JOB> Each line of the listing that contains the word "加强通风" is to be copied.
# TASK INPUT start
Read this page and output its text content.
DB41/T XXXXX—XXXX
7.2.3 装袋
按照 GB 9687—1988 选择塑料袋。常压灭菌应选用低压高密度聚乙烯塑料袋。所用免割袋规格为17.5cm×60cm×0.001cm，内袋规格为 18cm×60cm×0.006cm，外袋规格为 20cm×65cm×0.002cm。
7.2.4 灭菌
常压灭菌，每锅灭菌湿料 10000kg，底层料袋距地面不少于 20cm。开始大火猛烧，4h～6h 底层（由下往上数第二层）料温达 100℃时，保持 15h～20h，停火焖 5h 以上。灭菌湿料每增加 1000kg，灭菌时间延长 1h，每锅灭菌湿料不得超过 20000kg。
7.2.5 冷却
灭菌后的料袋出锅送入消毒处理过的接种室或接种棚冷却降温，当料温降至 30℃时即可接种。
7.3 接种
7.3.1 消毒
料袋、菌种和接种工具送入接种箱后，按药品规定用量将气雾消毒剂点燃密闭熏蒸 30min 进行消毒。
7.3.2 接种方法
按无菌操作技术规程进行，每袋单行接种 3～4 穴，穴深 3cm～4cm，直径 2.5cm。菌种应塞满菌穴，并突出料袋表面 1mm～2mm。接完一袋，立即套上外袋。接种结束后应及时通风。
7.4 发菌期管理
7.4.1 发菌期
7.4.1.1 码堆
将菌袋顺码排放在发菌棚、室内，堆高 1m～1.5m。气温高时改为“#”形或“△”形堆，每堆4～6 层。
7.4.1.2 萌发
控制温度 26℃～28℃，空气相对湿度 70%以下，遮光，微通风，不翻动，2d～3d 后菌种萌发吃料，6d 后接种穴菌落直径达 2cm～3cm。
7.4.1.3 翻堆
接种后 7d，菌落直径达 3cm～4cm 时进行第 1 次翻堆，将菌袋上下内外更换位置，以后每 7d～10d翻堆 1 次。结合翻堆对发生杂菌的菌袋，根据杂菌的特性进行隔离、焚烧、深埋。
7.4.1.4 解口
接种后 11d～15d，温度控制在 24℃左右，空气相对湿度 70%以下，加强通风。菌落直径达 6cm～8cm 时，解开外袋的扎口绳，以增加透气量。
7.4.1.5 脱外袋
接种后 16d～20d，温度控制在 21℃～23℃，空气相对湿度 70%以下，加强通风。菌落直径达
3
# TASK INPUT end
SOLVED EXERCISE>
接种后 11d～15d，温度控制在 24℃左右，空气相对湿度 70%以下，加强通风。菌落直径达 6cm～8cm 时，解开外袋的扎口绳，以增加透气量。
接种后 16d～20d，温度控制在 21℃～23℃，空气相对湿度 70%以下，加强通风。菌落直径达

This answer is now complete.